TASK INSTRUCTIONS -
In the records below, the line that contains "Transcribe the text in this document." marks the start. Copy it and each line after it through the end, exactly, without pictures.

Data entries:

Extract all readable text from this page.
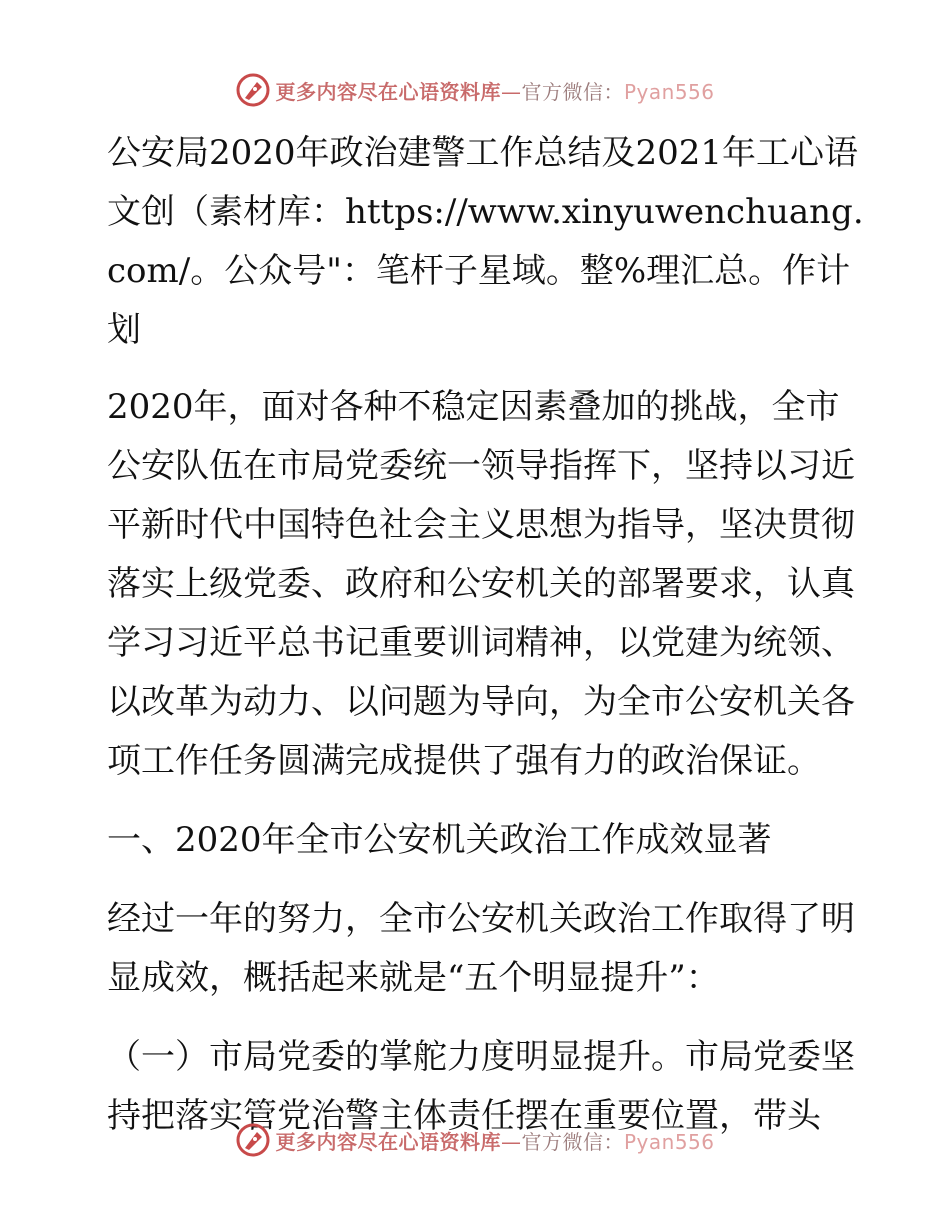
更多内容尽在心语资料库—官方微信：Pyan556

公安局2020年政治建警工作总结及2021年工心语文创（素材库：https://www.xinyuwenchuang.com/。公众号"：笔杆子星域。整%理汇总。作计划

2020年，面对各种不稳定因素叠加的挑战，全市公安队伍在市局党委统一领导指挥下，坚持以习近平新时代中国特色社会主义思想为指导，坚决贯彻落实上级党委、政府和公安机关的部署要求，认真学习习近平总书记重要训词精神，以党建为统领、以改革为动力、以问题为导向，为全市公安机关各项工作任务圆满完成提供了强有力的政治保证。

一、2020年全市公安机关政治工作成效显著

经过一年的努力，全市公安机关政治工作取得了明显成效，概括起来就是“五个明显提升”：

（一）市局党委的掌舵力度明显提升。市局党委坚持把落实管党治警主体责任摆在重要位置，带头

更多内容尽在心语资料库—官方微信：Pyan556
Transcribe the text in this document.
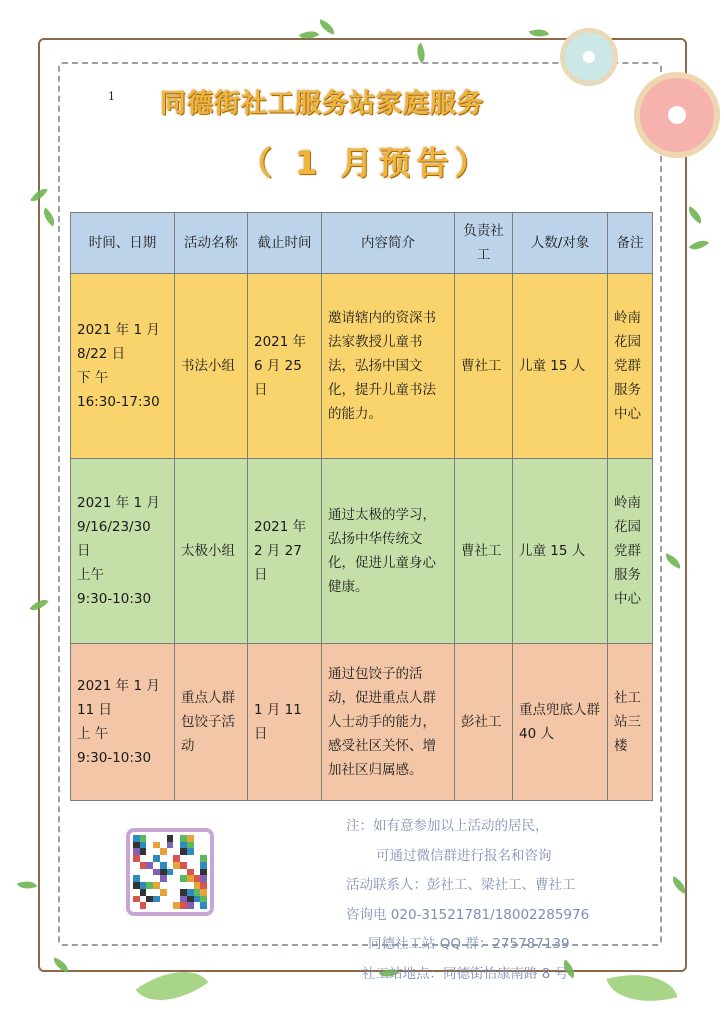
1 同德街社工服务站家庭服务
（ 1 月预告）
时间、日期	活动名称	截止时间	内容简介	负责社工	人数/对象	备注

2021 年 1 月
8/22 日
下 午
16:30-17:30	书法小组	2021 年 6 月 25 日	邀请辖内的资深书法家教授儿童书法，弘扬中国文化，提升儿童书法的能力。	曹社工	儿童 15 人	岭南花园党群服务中心

2021 年 1 月
9/16/23/30
日
上午
9:30-10:30	太极小组	2021 年 2 月 27 日	通过太极的学习，弘扬中华传统文化，促进儿童身心健康。	曹社工	儿童 15 人	岭南花园党群服务中心

2021 年 1 月
11 日
上 午
9:30-10:30	重点人群包饺子活动	1 月 11 日	通过包饺子的活动，促进重点人群人士动手的能力，感受社区关怀、增加社区归属感。	彭社工	重点兜底人群 40 人	社工站三楼
注：如有意参加以上活动的居民，
可通过微信群进行报名和咨询
活动联系人：彭社工、梁社工、曹社工
咨询电 020-31521781/18002285976
同德社工站 QQ 群：275787139
社工站地点：同德街怡康南路 8 号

RESPONSE -
Transcribe the text in this document.
1 同德街社工服务站家庭服务
（ 1 月预告）
时间、日期	活动名称	截止时间	内容简介	负责社工	人数/对象	备注

2021 年 1 月
8/22 日
下 午
16:30-17:30	书法小组	2021 年 6 月 25 日	邀请辖内的资深书法家教授儿童书法，弘扬中国文化，提升儿童书法的能力。	曹社工	儿童 15 人	岭南花园党群服务中心

2021 年 1 月
9/16/23/30
日
上午
9:30-10:30	太极小组	2021 年 2 月 27 日	通过太极的学习，弘扬中华传统文化，促进儿童身心健康。	曹社工	儿童 15 人	岭南花园党群服务中心

2021 年 1 月
11 日
上 午
9:30-10:30	重点人群包饺子活动	1 月 11 日	通过包饺子的活动，促进重点人群人士动手的能力，感受社区关怀、增加社区归属感。	彭社工	重点兜底人群 40 人	社工站三楼
注：如有意参加以上活动的居民，
可通过微信群进行报名和咨询
活动联系人：彭社工、梁社工、曹社工
咨询电 020-31521781/18002285976
同德社工站 QQ 群：275787139
社工站地点：同德街怡康南路 8 号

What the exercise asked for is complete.